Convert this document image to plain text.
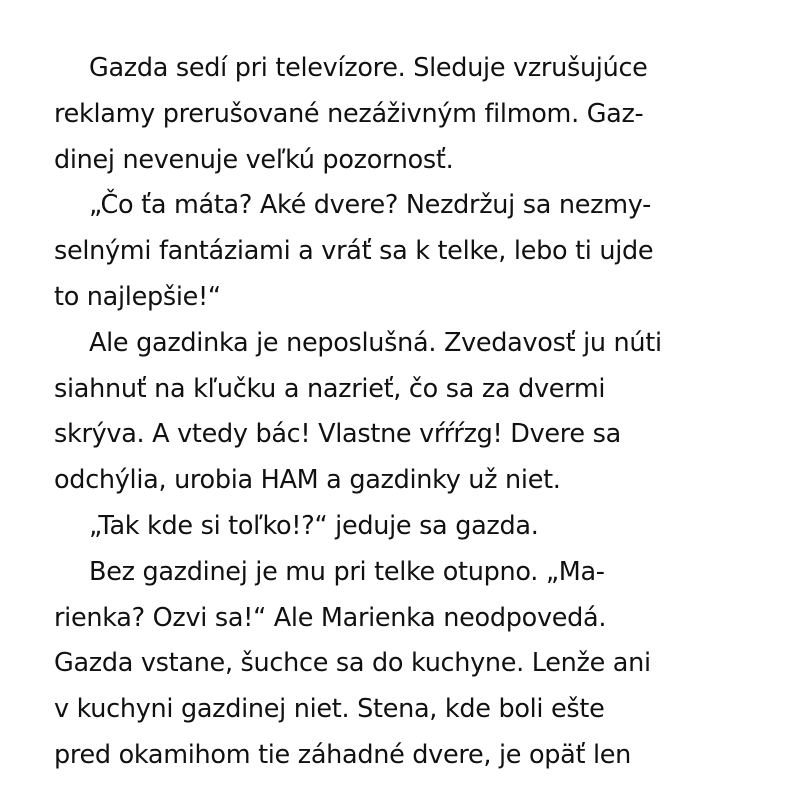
Gazda sedí pri televízore. Sleduje vzrušujúce
reklamy prerušované nezáživným filmom. Gaz-
dinej nevenuje veľkú pozornosť.
„Čo ťa máta? Aké dvere? Nezdržuj sa nezmy-
selnými fantáziami a vráť sa k telke, lebo ti ujde
to najlepšie!“
Ale gazdinka je neposlušná. Zvedavosť ju núti
siahnuť na kľučku a nazrieť, čo sa za dvermi
skrýva. A vtedy bác! Vlastne vŕŕŕzg! Dvere sa
odchýlia, urobia HAM a gazdinky už niet.
„Tak kde si toľko!?“ jeduje sa gazda.
Bez gazdinej je mu pri telke otupno. „Ma-
rienka? Ozvi sa!“ Ale Marienka neodpovedá.
Gazda vstane, šuchce sa do kuchyne. Lenže ani
v kuchyni gazdinej niet. Stena, kde boli ešte
pred okamihom tie záhadné dvere, je opäť len
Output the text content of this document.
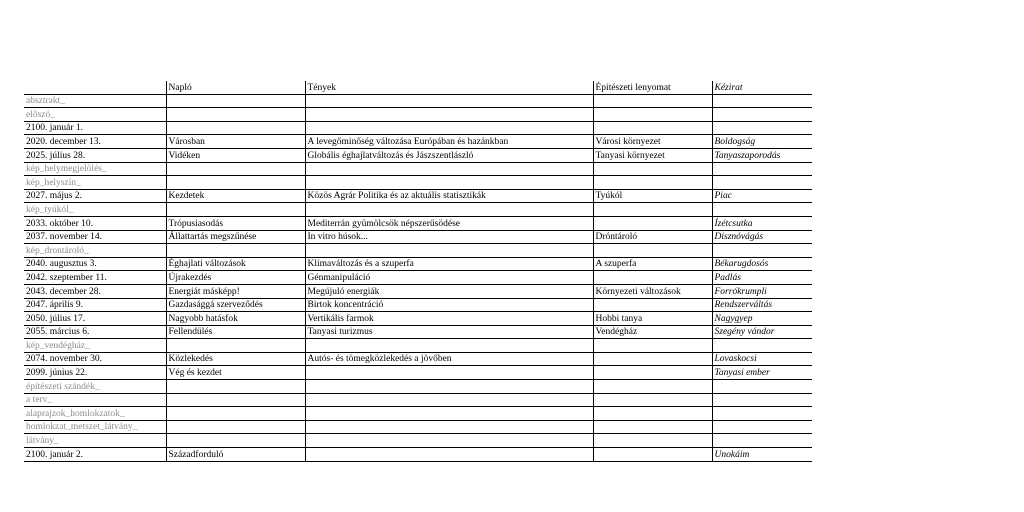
	Napló	Tények	Építészeti lenyomat	Kézirat
absztrakt_				
előszó_				
2100. január 1.				
2020. december 13.	Városban	A levegőminőség változása Európában és hazánkban	Városi környezet	Boldogság
2025. július 28.	Vidéken	Globális éghajlatváltozás és Jászszentlászló	Tanyasi környezet	Tanyaszaporodás
kép_helymegjelölés_				
kép_helyszín_				
2027. május 2.	Kezdetek	Közös Agrár Politika és az aktuális statisztikák	Tyúkól	Piac
kép_tyúkól_				
2033. október 10.	Trópusiasodás	Mediterrán gyümölcsök népszerűsödése		Ízétcsutka
2037. november 14.	Állattartás megszűnése	In vitro húsok...	Dróntároló	Disznóvágás
kép_drontároló_				
2040. augusztus 3.	Éghajlati változások	Klímaváltozás és a szuperfa	A szuperfa	Békarugdosós
2042. szeptember 11.	Újrakezdés	Génmanipuláció		Padlás
2043. december 28.	Energiát másképp!	Megújuló energiák	Környezeti változások	Forrókrumpli
2047. április 9.	Gazdasággá szerveződés	Birtok koncentráció		Rendszerváltás
2050. július 17.	Nagyobb hatásfok	Vertikális farmok	Hobbi tanya	Nagygyep
2055. március 6.	Fellendülés	Tanyasi turizmus	Vendégház	Szegény vándor
kép_vendégház_				
2074. november 30.	Közlekedés	Autós- és tömegközlekedés a jövőben		Lovaskocsi
2099. június 22.	Vég és kezdet			Tanyasi ember
építészeti szándék_				
a terv_				
alaprajzok_homlokzatok_				
homlokzat_metszet_látvány_				
látvány_				
2100. január 2.	Századforduló			Unokáim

_ _ _ _ _ _ _

WHAT TO DO.
Retype each entry precisely. Skip images entirely.

FINAL RESULT.
Convert this document image to plain text.
Gazda sedí pri televízore. Sleduje vzrušujúce
reklamy prerušované nezáživným filmom. Gaz-
dinej nevenuje veľkú pozornosť.
„Čo ťa máta? Aké dvere? Nezdržuj sa nezmy-
selnými fantáziami a vráť sa k telke, lebo ti ujde
to najlepšie!“
Ale gazdinka je neposlušná. Zvedavosť ju núti
siahnuť na kľučku a nazrieť, čo sa za dvermi
skrýva. A vtedy bác! Vlastne vŕŕŕzg! Dvere sa
odchýlia, urobia HAM a gazdinky už niet.
„Tak kde si toľko!?“ jeduje sa gazda.
Bez gazdinej je mu pri telke otupno. „Ma-
rienka? Ozvi sa!“ Ale Marienka neodpovedá.
Gazda vstane, šuchce sa do kuchyne. Lenže ani
v kuchyni gazdinej niet. Stena, kde boli ešte
pred okamihom tie záhadné dvere, je opäť len
Output the text content of this document.
	Napló	Tények	Építészeti lenyomat	Kézirat
absztrakt_				
előszó_				
2100. január 1.				
2020. december 13.	Városban	A levegőminőség változása Európában és hazánkban	Városi környezet	Boldogság
2025. július 28.	Vidéken	Globális éghajlatváltozás és Jászszentlászló	Tanyasi környezet	Tanyaszaporodás
kép_helymegjelölés_				
kép_helyszín_				
2027. május 2.	Kezdetek	Közös Agrár Politika és az aktuális statisztikák	Tyúkól	Piac
kép_tyúkól_				
2033. október 10.	Trópusiasodás	Mediterrán gyümölcsök népszerűsödése		Ízétcsutka
2037. november 14.	Állattartás megszűnése	In vitro húsok...	Dróntároló	Disznóvágás
kép_drontároló_				
2040. augusztus 3.	Éghajlati változások	Klímaváltozás és a szuperfa	A szuperfa	Békarugdosós
2042. szeptember 11.	Újrakezdés	Génmanipuláció		Padlás
2043. december 28.	Energiát másképp!	Megújuló energiák	Környezeti változások	Forrókrumpli
2047. április 9.	Gazdasággá szerveződés	Birtok koncentráció		Rendszerváltás
2050. július 17.	Nagyobb hatásfok	Vertikális farmok	Hobbi tanya	Nagygyep
2055. március 6.	Fellendülés	Tanyasi turizmus	Vendégház	Szegény vándor
kép_vendégház_				
2074. november 30.	Közlekedés	Autós- és tömegközlekedés a jövőben		Lovaskocsi
2099. június 22.	Vég és kezdet			Tanyasi ember
építészeti szándék_				
a terv_				
alaprajzok_homlokzatok_				
homlokzat_metszet_látvány_				
látvány_				
2100. január 2.	Századforduló			Unokáim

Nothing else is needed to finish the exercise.